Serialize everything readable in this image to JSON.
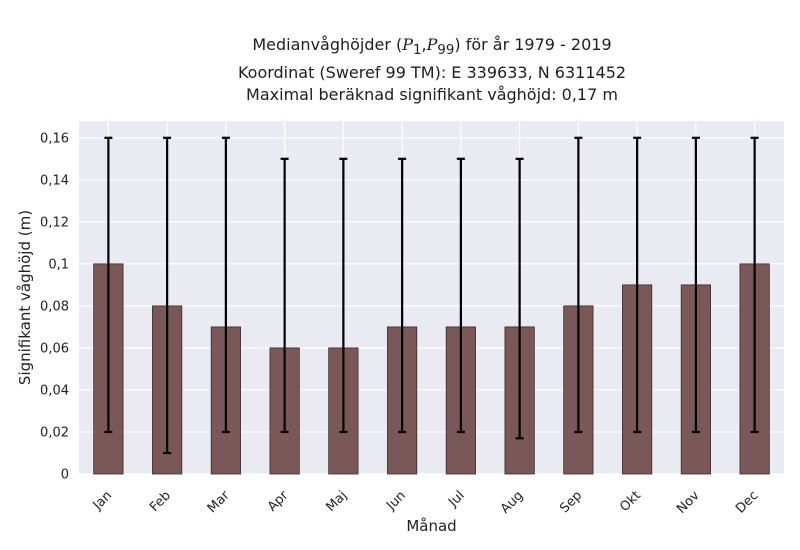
{
  "chart_data": {
    "type": "bar",
    "title": {
      "line1_prefix": "Medianvåghöjder (",
      "p_symbol": "P",
      "p1_sub": "1",
      "p99_sub": "99",
      "line1_suffix": ") för år 1979 - 2019",
      "line2": "Koordinat (Sweref 99 TM): E 339633, N 6311452",
      "line3": "Maximal beräknad signifikant våghöjd: 0,17 m"
    },
    "xlabel": "Månad",
    "ylabel": "Signifikant våghöjd (m)",
    "ylim": [
      0,
      0.168
    ],
    "yticks": [
      0,
      0.02,
      0.04,
      0.06,
      0.08,
      0.1,
      0.12,
      0.14,
      0.16
    ],
    "ytick_labels": [
      "0",
      "0,02",
      "0,04",
      "0,06",
      "0,08",
      "0,1",
      "0,12",
      "0,14",
      "0,16"
    ],
    "categories": [
      "Jan",
      "Feb",
      "Mar",
      "Apr",
      "Maj",
      "Jun",
      "Jul",
      "Aug",
      "Sep",
      "Okt",
      "Nov",
      "Dec"
    ],
    "values": [
      0.1,
      0.08,
      0.07,
      0.06,
      0.06,
      0.07,
      0.07,
      0.07,
      0.08,
      0.09,
      0.09,
      0.1
    ],
    "error_low": [
      0.02,
      0.01,
      0.02,
      0.02,
      0.02,
      0.02,
      0.02,
      0.017,
      0.02,
      0.02,
      0.02,
      0.02
    ],
    "error_high": [
      0.16,
      0.16,
      0.16,
      0.15,
      0.15,
      0.15,
      0.15,
      0.15,
      0.16,
      0.16,
      0.16,
      0.16
    ],
    "grid": true,
    "colors": {
      "bar": "#7a5858",
      "bar_edge": "#3a2a2a",
      "plot_bg": "#eaeaf2",
      "grid": "#ffffff",
      "error_bar": "#000000"
    }
  }
}
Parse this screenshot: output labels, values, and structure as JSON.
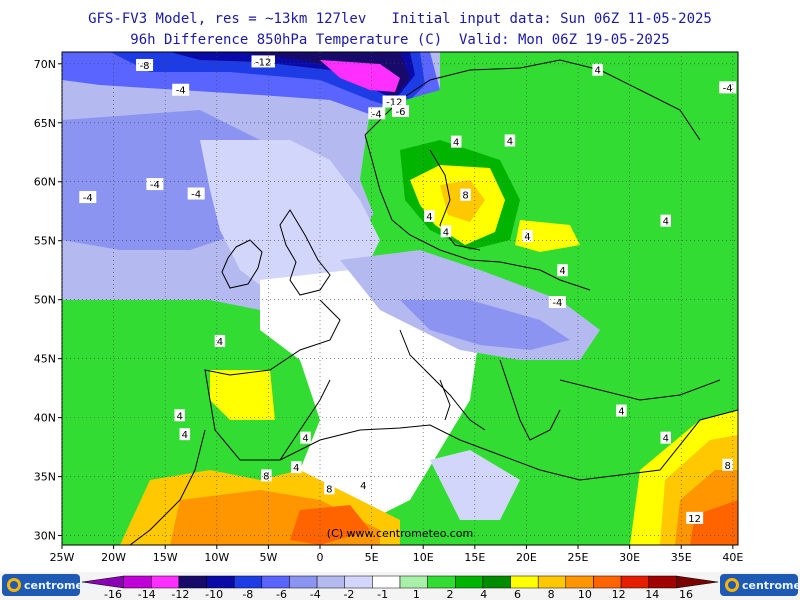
{
  "header": {
    "line1": "GFS-FV3 Model, res = ~13km 127lev   Initial input data: Sun 06Z 11-05-2025",
    "line2": "96h Difference 850hPa Temperature (C)  Valid: Mon 06Z 19-05-2025"
  },
  "map": {
    "lat_ticks": [
      {
        "lat": 70,
        "label": "70N"
      },
      {
        "lat": 65,
        "label": "65N"
      },
      {
        "lat": 60,
        "label": "60N"
      },
      {
        "lat": 55,
        "label": "55N"
      },
      {
        "lat": 50,
        "label": "50N"
      },
      {
        "lat": 45,
        "label": "45N"
      },
      {
        "lat": 40,
        "label": "40N"
      },
      {
        "lat": 35,
        "label": "35N"
      },
      {
        "lat": 30,
        "label": "30N"
      }
    ],
    "lon_ticks": [
      {
        "lon": -25,
        "label": "25W"
      },
      {
        "lon": -20,
        "label": "20W"
      },
      {
        "lon": -15,
        "label": "15W"
      },
      {
        "lon": -10,
        "label": "10W"
      },
      {
        "lon": -5,
        "label": "5W"
      },
      {
        "lon": 0,
        "label": "0"
      },
      {
        "lon": 5,
        "label": "5E"
      },
      {
        "lon": 10,
        "label": "10E"
      },
      {
        "lon": 15,
        "label": "15E"
      },
      {
        "lon": 20,
        "label": "20E"
      },
      {
        "lon": 25,
        "label": "25E"
      },
      {
        "lon": 30,
        "label": "30E"
      },
      {
        "lon": 35,
        "label": "35E"
      },
      {
        "lon": 40,
        "label": "40E"
      }
    ],
    "credit": "(C) www.centrometeo.com",
    "contour_labels": [
      {
        "text": "-8",
        "lon": -17,
        "lat": 69.9
      },
      {
        "text": "-12",
        "lon": -5.5,
        "lat": 70.2
      },
      {
        "text": "-4",
        "lon": -13.5,
        "lat": 67.8
      },
      {
        "text": "-12",
        "lon": 7.2,
        "lat": 66.8
      },
      {
        "text": "-4",
        "lon": 5.5,
        "lat": 65.8
      },
      {
        "text": "-6",
        "lon": 7.8,
        "lat": 66.0
      },
      {
        "text": "-4",
        "lon": -22.5,
        "lat": 58.7
      },
      {
        "text": "-4",
        "lon": -16,
        "lat": 59.8
      },
      {
        "text": "-4",
        "lon": -12,
        "lat": 59.0
      },
      {
        "text": "4",
        "lon": 26.9,
        "lat": 69.5
      },
      {
        "text": "-4",
        "lon": 39.5,
        "lat": 68.0
      },
      {
        "text": "4",
        "lon": 13.2,
        "lat": 63.4
      },
      {
        "text": "4",
        "lon": 18.4,
        "lat": 63.5
      },
      {
        "text": "8",
        "lon": 14.1,
        "lat": 58.9
      },
      {
        "text": "4",
        "lon": 10.6,
        "lat": 57.1
      },
      {
        "text": "4",
        "lon": 12.2,
        "lat": 55.8
      },
      {
        "text": "4",
        "lon": 20.1,
        "lat": 55.4
      },
      {
        "text": "4",
        "lon": 33.5,
        "lat": 56.7
      },
      {
        "text": "4",
        "lon": 23.5,
        "lat": 52.5
      },
      {
        "text": "-4",
        "lon": 23.0,
        "lat": 49.8
      },
      {
        "text": "4",
        "lon": -9.7,
        "lat": 46.5
      },
      {
        "text": "4",
        "lon": -13.6,
        "lat": 40.2
      },
      {
        "text": "4",
        "lon": -13.1,
        "lat": 38.6
      },
      {
        "text": "4",
        "lon": -1.4,
        "lat": 38.3
      },
      {
        "text": "4",
        "lon": -2.3,
        "lat": 35.8
      },
      {
        "text": "8",
        "lon": -5.2,
        "lat": 35.1
      },
      {
        "text": "8",
        "lon": 0.9,
        "lat": 34.0
      },
      {
        "text": "4",
        "lon": 4.2,
        "lat": 34.3
      },
      {
        "text": "4",
        "lon": 29.2,
        "lat": 40.6
      },
      {
        "text": "4",
        "lon": 33.5,
        "lat": 38.3
      },
      {
        "text": "8",
        "lon": 39.5,
        "lat": 36.0
      },
      {
        "text": "12",
        "lon": 36.3,
        "lat": 31.5
      }
    ]
  },
  "colorbar": {
    "labels": [
      "-16",
      "-14",
      "-12",
      "-10",
      "-8",
      "-6",
      "-4",
      "-2",
      "-1",
      "1",
      "2",
      "4",
      "6",
      "8",
      "10",
      "12",
      "14",
      "16"
    ],
    "colors": [
      "#8a00b4",
      "#c000d6",
      "#ff30ff",
      "#180a6a",
      "#0a0aa8",
      "#1e3ce6",
      "#5a64ff",
      "#8c94f2",
      "#b4baf0",
      "#d2d6fa",
      "#ffffff",
      "#a8f0a8",
      "#32dc32",
      "#00b400",
      "#008c00",
      "#ffff00",
      "#ffc800",
      "#ff9600",
      "#ff6400",
      "#e61e00",
      "#a00000",
      "#7a0000"
    ]
  },
  "logo": {
    "left_text": "centrometeo",
    "right_text": "centrometeo"
  }
}
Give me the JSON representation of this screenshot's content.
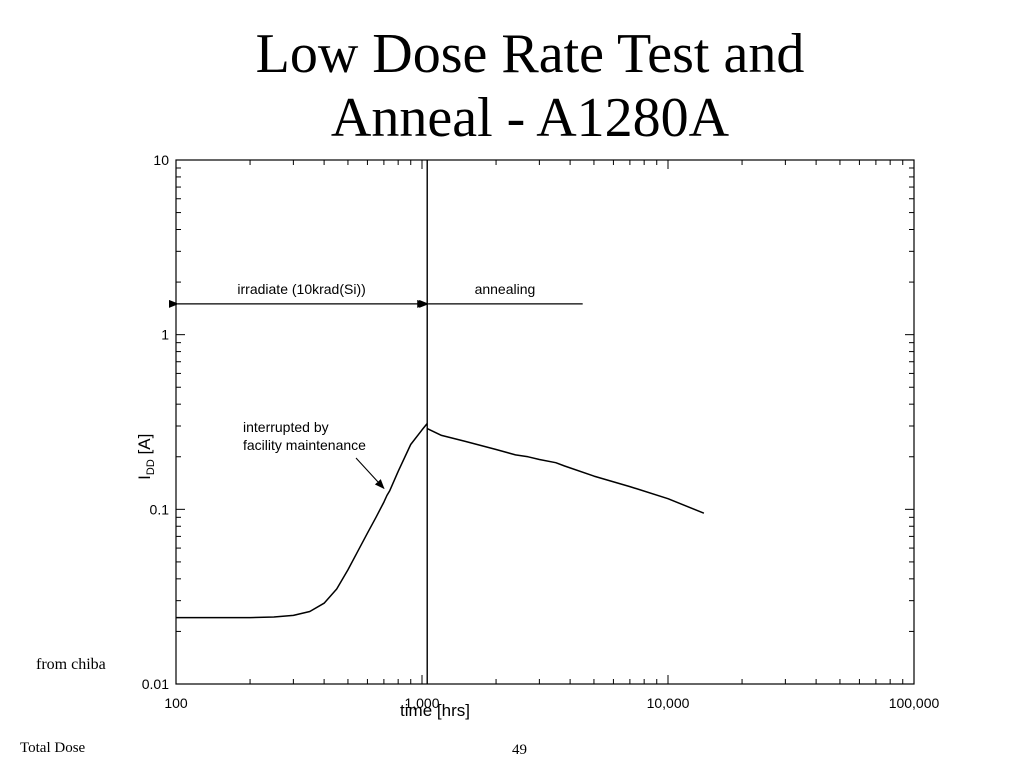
{
  "slide": {
    "title_line1": "Low Dose Rate Test and",
    "title_line2": "Anneal - A1280A",
    "source_note": "from chiba",
    "footer_left": "Total Dose",
    "page_number": "49"
  },
  "chart_data": {
    "type": "line",
    "title": "",
    "xlabel": "time [hrs]",
    "ylabel_main": "I",
    "ylabel_sub": "DD",
    "ylabel_unit": " [A]",
    "xscale": "log",
    "yscale": "log",
    "xlim": [
      100,
      100000
    ],
    "ylim": [
      0.01,
      10
    ],
    "x_ticks": [
      {
        "value": 100,
        "label": "100"
      },
      {
        "value": 1000,
        "label": "1,000"
      },
      {
        "value": 10000,
        "label": "10,000"
      },
      {
        "value": 100000,
        "label": "100,000"
      }
    ],
    "y_ticks": [
      {
        "value": 0.01,
        "label": "0.01"
      },
      {
        "value": 0.1,
        "label": "0.1"
      },
      {
        "value": 1,
        "label": "1"
      },
      {
        "value": 10,
        "label": "10"
      }
    ],
    "grid": false,
    "series": [
      {
        "name": "",
        "x": [
          100,
          150,
          200,
          250,
          300,
          350,
          400,
          450,
          500,
          550,
          600,
          650,
          700,
          720,
          740,
          800,
          900,
          1000,
          1050
        ],
        "y": [
          0.024,
          0.024,
          0.024,
          0.0242,
          0.0247,
          0.026,
          0.029,
          0.035,
          0.045,
          0.058,
          0.073,
          0.09,
          0.11,
          0.12,
          0.128,
          0.165,
          0.235,
          0.285,
          0.31
        ]
      },
      {
        "name": "",
        "x": [
          1050,
          1200,
          1500,
          2000,
          2400,
          2700,
          3000,
          3500,
          3800,
          5000,
          7000,
          10000,
          14000
        ],
        "y": [
          0.29,
          0.265,
          0.245,
          0.22,
          0.205,
          0.2,
          0.193,
          0.185,
          0.177,
          0.155,
          0.135,
          0.115,
          0.095
        ]
      }
    ],
    "annotations": {
      "divider_x": 1050,
      "irradiate_label": "irradiate (10krad(Si))",
      "irradiate_y": 1.5,
      "annealing_label": "annealing",
      "annealing_y": 1.5,
      "annealing_end_x": 4500,
      "maintenance_line1": "interrupted by",
      "maintenance_line2": "facility maintenance",
      "maintenance_arrow_target_x": 720,
      "maintenance_arrow_target_y": 0.125
    }
  }
}
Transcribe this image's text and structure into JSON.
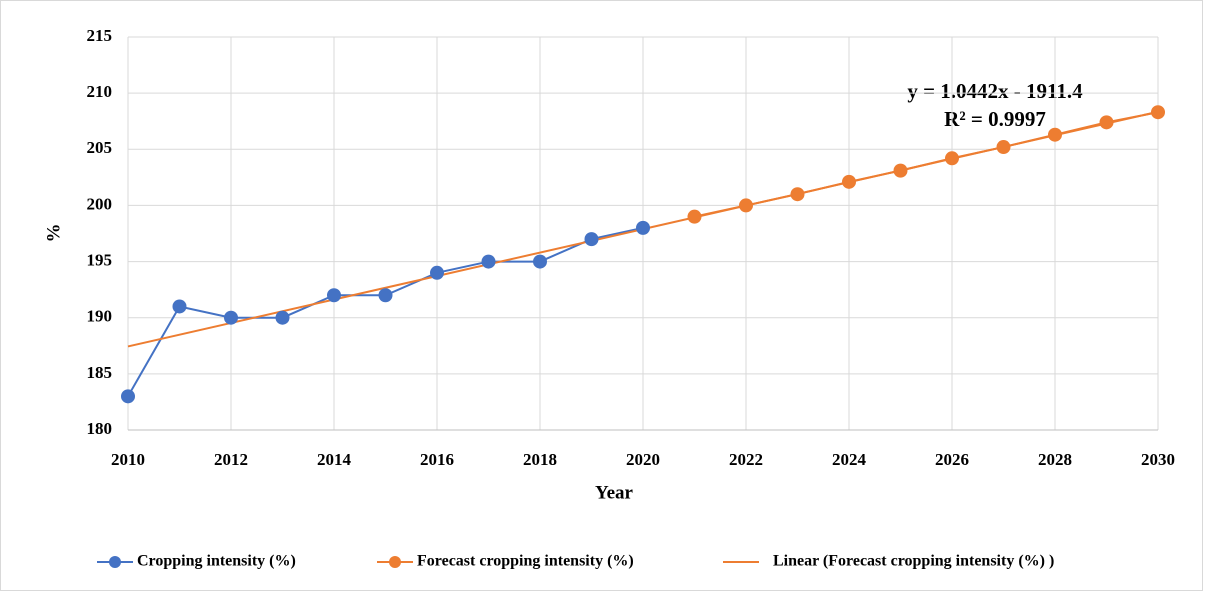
{
  "chart_data": {
    "type": "line",
    "x_label": "Year",
    "y_label": "%",
    "x": [
      2010,
      2011,
      2012,
      2013,
      2014,
      2015,
      2016,
      2017,
      2018,
      2019,
      2020,
      2021,
      2022,
      2023,
      2024,
      2025,
      2026,
      2027,
      2028,
      2029,
      2030
    ],
    "series": [
      {
        "name": "Cropping intensity (%)",
        "color": "#4472c4",
        "values": [
          183,
          191,
          190,
          190,
          192,
          192,
          194,
          195,
          195,
          197,
          198,
          null,
          null,
          null,
          null,
          null,
          null,
          null,
          null,
          null,
          null
        ]
      },
      {
        "name": "Forecast cropping intensity (%)",
        "color": "#ed7d31",
        "values": [
          null,
          null,
          null,
          null,
          null,
          null,
          null,
          null,
          null,
          null,
          null,
          199,
          200,
          201,
          202.1,
          203.1,
          204.2,
          205.2,
          206.3,
          207.4,
          208.3
        ]
      }
    ],
    "trendline": {
      "name": "Linear (Forecast cropping intensity (%) )",
      "color": "#ed7d31",
      "x": [
        2010,
        2030
      ],
      "values": [
        187.44,
        208.34
      ],
      "equation": "y = 1.0442x - 1911.4",
      "r_squared": "R² = 0.9997"
    },
    "xlim": [
      2010,
      2030
    ],
    "xticks": [
      2010,
      2012,
      2014,
      2016,
      2018,
      2020,
      2022,
      2024,
      2026,
      2028,
      2030
    ],
    "ylim": [
      180,
      215
    ],
    "yticks": [
      180,
      185,
      190,
      195,
      200,
      205,
      210,
      215
    ],
    "grid": true,
    "legend": "bottom"
  }
}
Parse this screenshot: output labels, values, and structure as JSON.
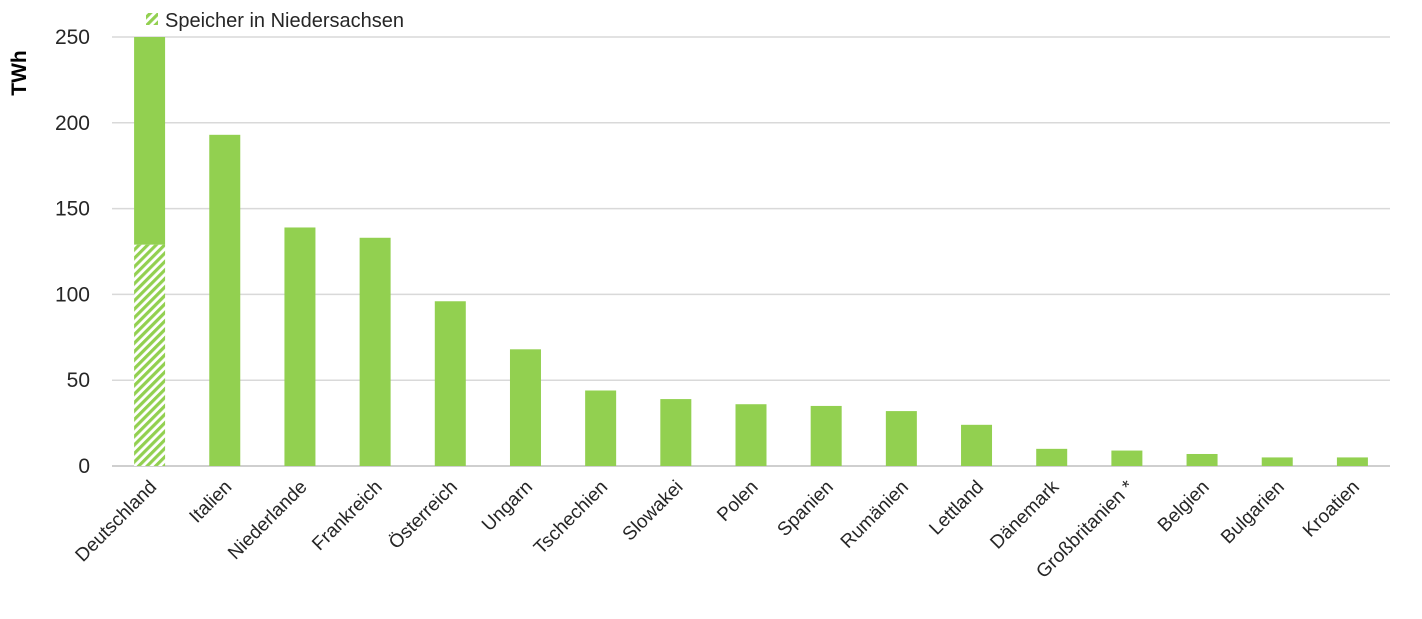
{
  "chart_data": {
    "type": "bar",
    "stacked": true,
    "categories": [
      "Deutschland",
      "Italien",
      "Niederlande",
      "Frankreich",
      "Österreich",
      "Ungarn",
      "Tschechien",
      "Slowakei",
      "Polen",
      "Spanien",
      "Rumänien",
      "Lettland",
      "Dänemark",
      "Großbritanien *",
      "Belgien",
      "Bulgarien",
      "Kroatien"
    ],
    "series": [
      {
        "name": "Speicher in Niedersachsen",
        "pattern": "diagonal-hatch",
        "color": "#92d050",
        "values": [
          129,
          0,
          0,
          0,
          0,
          0,
          0,
          0,
          0,
          0,
          0,
          0,
          0,
          0,
          0,
          0,
          0
        ]
      },
      {
        "color": "#92d050",
        "values": [
          121,
          193,
          139,
          133,
          96,
          68,
          44,
          39,
          36,
          35,
          32,
          24,
          10,
          9,
          7,
          5,
          5
        ]
      }
    ],
    "title": "",
    "xlabel": "",
    "ylabel": "TWh",
    "ylim": [
      0,
      250
    ],
    "yticks": [
      0,
      50,
      100,
      150,
      200,
      250
    ],
    "grid": true,
    "legend_position": "top-left"
  }
}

### What to do
For this exercise, gather every line of the data that contains the word "Dose".

### Worked answer
    "title_line1": "Low Dose Rate Test and",
    "footer_left": "Total Dose",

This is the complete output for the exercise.